Problem to work on | Read the data and repeat all of it exactly.

>> begin Excerpted data

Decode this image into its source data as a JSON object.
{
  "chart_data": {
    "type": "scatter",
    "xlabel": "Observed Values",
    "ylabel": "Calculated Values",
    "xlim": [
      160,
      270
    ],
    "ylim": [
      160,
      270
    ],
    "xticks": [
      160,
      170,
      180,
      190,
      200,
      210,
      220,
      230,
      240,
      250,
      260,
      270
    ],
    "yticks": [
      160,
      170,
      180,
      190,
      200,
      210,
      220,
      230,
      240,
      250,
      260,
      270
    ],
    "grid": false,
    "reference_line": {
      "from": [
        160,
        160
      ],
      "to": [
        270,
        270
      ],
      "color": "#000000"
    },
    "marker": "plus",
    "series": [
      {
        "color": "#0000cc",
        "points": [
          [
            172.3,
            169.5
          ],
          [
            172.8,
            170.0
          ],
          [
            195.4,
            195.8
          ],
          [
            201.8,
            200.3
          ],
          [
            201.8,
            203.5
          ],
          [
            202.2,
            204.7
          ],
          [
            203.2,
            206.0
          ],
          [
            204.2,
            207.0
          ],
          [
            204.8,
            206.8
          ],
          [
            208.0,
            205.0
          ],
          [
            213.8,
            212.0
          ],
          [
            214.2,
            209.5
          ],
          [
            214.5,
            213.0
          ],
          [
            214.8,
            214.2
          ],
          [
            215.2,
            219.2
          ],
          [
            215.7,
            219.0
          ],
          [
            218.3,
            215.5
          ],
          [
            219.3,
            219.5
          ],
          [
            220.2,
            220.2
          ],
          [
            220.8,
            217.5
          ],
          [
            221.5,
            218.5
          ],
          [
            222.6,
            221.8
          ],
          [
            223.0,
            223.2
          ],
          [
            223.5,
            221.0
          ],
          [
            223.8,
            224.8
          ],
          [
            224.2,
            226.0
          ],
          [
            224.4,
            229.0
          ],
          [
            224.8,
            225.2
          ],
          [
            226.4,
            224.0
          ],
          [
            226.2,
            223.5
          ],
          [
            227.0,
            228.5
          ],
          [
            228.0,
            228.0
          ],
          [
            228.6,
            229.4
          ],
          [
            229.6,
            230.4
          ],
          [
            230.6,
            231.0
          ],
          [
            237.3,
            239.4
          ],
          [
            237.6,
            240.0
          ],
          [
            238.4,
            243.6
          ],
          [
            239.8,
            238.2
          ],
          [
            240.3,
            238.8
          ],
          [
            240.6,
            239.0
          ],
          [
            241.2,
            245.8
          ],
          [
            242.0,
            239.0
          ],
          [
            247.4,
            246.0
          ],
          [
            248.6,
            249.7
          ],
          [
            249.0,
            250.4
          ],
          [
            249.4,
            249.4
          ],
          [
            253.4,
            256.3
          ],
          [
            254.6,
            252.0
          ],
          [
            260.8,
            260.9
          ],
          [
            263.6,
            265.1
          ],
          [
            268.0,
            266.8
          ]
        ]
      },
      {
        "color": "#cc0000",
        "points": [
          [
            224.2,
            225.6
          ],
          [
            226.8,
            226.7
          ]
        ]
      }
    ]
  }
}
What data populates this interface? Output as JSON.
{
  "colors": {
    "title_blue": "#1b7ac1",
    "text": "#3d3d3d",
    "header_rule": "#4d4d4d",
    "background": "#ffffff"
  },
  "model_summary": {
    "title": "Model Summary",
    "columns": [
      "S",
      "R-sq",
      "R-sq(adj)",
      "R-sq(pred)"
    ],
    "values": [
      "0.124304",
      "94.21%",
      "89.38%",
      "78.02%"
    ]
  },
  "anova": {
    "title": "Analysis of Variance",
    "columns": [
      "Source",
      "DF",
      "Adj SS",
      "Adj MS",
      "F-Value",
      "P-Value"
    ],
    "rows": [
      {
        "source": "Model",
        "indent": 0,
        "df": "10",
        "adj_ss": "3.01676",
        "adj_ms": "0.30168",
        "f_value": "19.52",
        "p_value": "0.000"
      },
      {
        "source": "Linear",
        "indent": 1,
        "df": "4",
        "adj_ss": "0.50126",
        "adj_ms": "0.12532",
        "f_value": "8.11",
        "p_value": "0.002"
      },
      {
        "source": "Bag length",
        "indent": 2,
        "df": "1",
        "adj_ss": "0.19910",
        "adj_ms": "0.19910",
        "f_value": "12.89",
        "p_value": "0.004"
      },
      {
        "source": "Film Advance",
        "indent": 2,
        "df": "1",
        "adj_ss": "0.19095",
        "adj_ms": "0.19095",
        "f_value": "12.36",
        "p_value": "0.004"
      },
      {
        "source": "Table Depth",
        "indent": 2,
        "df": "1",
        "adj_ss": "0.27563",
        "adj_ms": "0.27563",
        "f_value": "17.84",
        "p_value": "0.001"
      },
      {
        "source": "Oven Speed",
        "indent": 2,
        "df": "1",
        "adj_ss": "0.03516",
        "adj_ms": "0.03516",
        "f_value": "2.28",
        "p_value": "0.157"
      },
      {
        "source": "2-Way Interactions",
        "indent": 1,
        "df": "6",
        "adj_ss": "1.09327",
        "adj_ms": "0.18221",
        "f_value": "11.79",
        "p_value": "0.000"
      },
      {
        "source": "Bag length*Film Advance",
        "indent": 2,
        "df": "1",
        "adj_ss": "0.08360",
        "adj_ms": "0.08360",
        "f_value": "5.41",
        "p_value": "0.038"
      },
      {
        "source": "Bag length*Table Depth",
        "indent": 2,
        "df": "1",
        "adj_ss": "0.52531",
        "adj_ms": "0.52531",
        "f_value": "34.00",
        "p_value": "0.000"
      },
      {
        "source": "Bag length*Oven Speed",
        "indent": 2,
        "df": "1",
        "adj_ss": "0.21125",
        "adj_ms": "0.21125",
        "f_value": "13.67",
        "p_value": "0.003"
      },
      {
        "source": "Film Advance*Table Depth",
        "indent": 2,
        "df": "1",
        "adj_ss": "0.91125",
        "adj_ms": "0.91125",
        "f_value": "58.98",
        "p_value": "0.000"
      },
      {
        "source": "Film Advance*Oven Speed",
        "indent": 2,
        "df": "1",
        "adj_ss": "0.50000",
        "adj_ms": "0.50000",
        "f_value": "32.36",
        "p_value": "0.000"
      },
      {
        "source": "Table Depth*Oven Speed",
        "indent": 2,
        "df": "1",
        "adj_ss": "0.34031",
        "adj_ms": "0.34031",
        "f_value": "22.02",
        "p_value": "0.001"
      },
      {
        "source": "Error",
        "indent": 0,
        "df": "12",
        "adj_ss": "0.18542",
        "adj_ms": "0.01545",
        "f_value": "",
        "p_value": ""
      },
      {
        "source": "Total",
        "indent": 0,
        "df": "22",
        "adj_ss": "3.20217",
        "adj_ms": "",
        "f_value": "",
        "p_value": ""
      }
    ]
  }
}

>> end Excerpted data

Task result |
Decode this image into its source data as a JSON object.
{
  "chart_data": {
    "type": "scatter",
    "xlabel": "Observed Values",
    "ylabel": "Calculated Values",
    "xlim": [
      160,
      270
    ],
    "ylim": [
      160,
      270
    ],
    "xticks": [
      160,
      170,
      180,
      190,
      200,
      210,
      220,
      230,
      240,
      250,
      260,
      270
    ],
    "yticks": [
      160,
      170,
      180,
      190,
      200,
      210,
      220,
      230,
      240,
      250,
      260,
      270
    ],
    "grid": false,
    "reference_line": {
      "from": [
        160,
        160
      ],
      "to": [
        270,
        270
      ],
      "color": "#000000"
    },
    "marker": "plus",
    "series": [
      {
        "color": "#0000cc",
        "points": [
          [
            172.3,
            169.5
          ],
          [
            172.8,
            170.0
          ],
          [
            195.4,
            195.8
          ],
          [
            201.8,
            200.3
          ],
          [
            201.8,
            203.5
          ],
          [
            202.2,
            204.7
          ],
          [
            203.2,
            206.0
          ],
          [
            204.2,
            207.0
          ],
          [
            204.8,
            206.8
          ],
          [
            208.0,
            205.0
          ],
          [
            213.8,
            212.0
          ],
          [
            214.2,
            209.5
          ],
          [
            214.5,
            213.0
          ],
          [
            214.8,
            214.2
          ],
          [
            215.2,
            219.2
          ],
          [
            215.7,
            219.0
          ],
          [
            218.3,
            215.5
          ],
          [
            219.3,
            219.5
          ],
          [
            220.2,
            220.2
          ],
          [
            220.8,
            217.5
          ],
          [
            221.5,
            218.5
          ],
          [
            222.6,
            221.8
          ],
          [
            223.0,
            223.2
          ],
          [
            223.5,
            221.0
          ],
          [
            223.8,
            224.8
          ],
          [
            224.2,
            226.0
          ],
          [
            224.4,
            229.0
          ],
          [
            224.8,
            225.2
          ],
          [
            226.4,
            224.0
          ],
          [
            226.2,
            223.5
          ],
          [
            227.0,
            228.5
          ],
          [
            228.0,
            228.0
          ],
          [
            228.6,
            229.4
          ],
          [
            229.6,
            230.4
          ],
          [
            230.6,
            231.0
          ],
          [
            237.3,
            239.4
          ],
          [
            237.6,
            240.0
          ],
          [
            238.4,
            243.6
          ],
          [
            239.8,
            238.2
          ],
          [
            240.3,
            238.8
          ],
          [
            240.6,
            239.0
          ],
          [
            241.2,
            245.8
          ],
          [
            242.0,
            239.0
          ],
          [
            247.4,
            246.0
          ],
          [
            248.6,
            249.7
          ],
          [
            249.0,
            250.4
          ],
          [
            249.4,
            249.4
          ],
          [
            253.4,
            256.3
          ],
          [
            254.6,
            252.0
          ],
          [
            260.8,
            260.9
          ],
          [
            263.6,
            265.1
          ],
          [
            268.0,
            266.8
          ]
        ]
      },
      {
        "color": "#cc0000",
        "points": [
          [
            224.2,
            225.6
          ],
          [
            226.8,
            226.7
          ]
        ]
      }
    ]
  }
}
What data populates this interface? Output as JSON.
{
  "colors": {
    "title_blue": "#1b7ac1",
    "text": "#3d3d3d",
    "header_rule": "#4d4d4d",
    "background": "#ffffff"
  },
  "model_summary": {
    "title": "Model Summary",
    "columns": [
      "S",
      "R-sq",
      "R-sq(adj)",
      "R-sq(pred)"
    ],
    "values": [
      "0.124304",
      "94.21%",
      "89.38%",
      "78.02%"
    ]
  },
  "anova": {
    "title": "Analysis of Variance",
    "columns": [
      "Source",
      "DF",
      "Adj SS",
      "Adj MS",
      "F-Value",
      "P-Value"
    ],
    "rows": [
      {
        "source": "Model",
        "indent": 0,
        "df": "10",
        "adj_ss": "3.01676",
        "adj_ms": "0.30168",
        "f_value": "19.52",
        "p_value": "0.000"
      },
      {
        "source": "Linear",
        "indent": 1,
        "df": "4",
        "adj_ss": "0.50126",
        "adj_ms": "0.12532",
        "f_value": "8.11",
        "p_value": "0.002"
      },
      {
        "source": "Bag length",
        "indent": 2,
        "df": "1",
        "adj_ss": "0.19910",
        "adj_ms": "0.19910",
        "f_value": "12.89",
        "p_value": "0.004"
      },
      {
        "source": "Film Advance",
        "indent": 2,
        "df": "1",
        "adj_ss": "0.19095",
        "adj_ms": "0.19095",
        "f_value": "12.36",
        "p_value": "0.004"
      },
      {
        "source": "Table Depth",
        "indent": 2,
        "df": "1",
        "adj_ss": "0.27563",
        "adj_ms": "0.27563",
        "f_value": "17.84",
        "p_value": "0.001"
      },
      {
        "source": "Oven Speed",
        "indent": 2,
        "df": "1",
        "adj_ss": "0.03516",
        "adj_ms": "0.03516",
        "f_value": "2.28",
        "p_value": "0.157"
      },
      {
        "source": "2-Way Interactions",
        "indent": 1,
        "df": "6",
        "adj_ss": "1.09327",
        "adj_ms": "0.18221",
        "f_value": "11.79",
        "p_value": "0.000"
      },
      {
        "source": "Bag length*Film Advance",
        "indent": 2,
        "df": "1",
        "adj_ss": "0.08360",
        "adj_ms": "0.08360",
        "f_value": "5.41",
        "p_value": "0.038"
      },
      {
        "source": "Bag length*Table Depth",
        "indent": 2,
        "df": "1",
        "adj_ss": "0.52531",
        "adj_ms": "0.52531",
        "f_value": "34.00",
        "p_value": "0.000"
      },
      {
        "source": "Bag length*Oven Speed",
        "indent": 2,
        "df": "1",
        "adj_ss": "0.21125",
        "adj_ms": "0.21125",
        "f_value": "13.67",
        "p_value": "0.003"
      },
      {
        "source": "Film Advance*Table Depth",
        "indent": 2,
        "df": "1",
        "adj_ss": "0.91125",
        "adj_ms": "0.91125",
        "f_value": "58.98",
        "p_value": "0.000"
      },
      {
        "source": "Film Advance*Oven Speed",
        "indent": 2,
        "df": "1",
        "adj_ss": "0.50000",
        "adj_ms": "0.50000",
        "f_value": "32.36",
        "p_value": "0.000"
      },
      {
        "source": "Table Depth*Oven Speed",
        "indent": 2,
        "df": "1",
        "adj_ss": "0.34031",
        "adj_ms": "0.34031",
        "f_value": "22.02",
        "p_value": "0.001"
      },
      {
        "source": "Error",
        "indent": 0,
        "df": "12",
        "adj_ss": "0.18542",
        "adj_ms": "0.01545",
        "f_value": "",
        "p_value": ""
      },
      {
        "source": "Total",
        "indent": 0,
        "df": "22",
        "adj_ss": "3.20217",
        "adj_ms": "",
        "f_value": "",
        "p_value": ""
      }
    ]
  }
}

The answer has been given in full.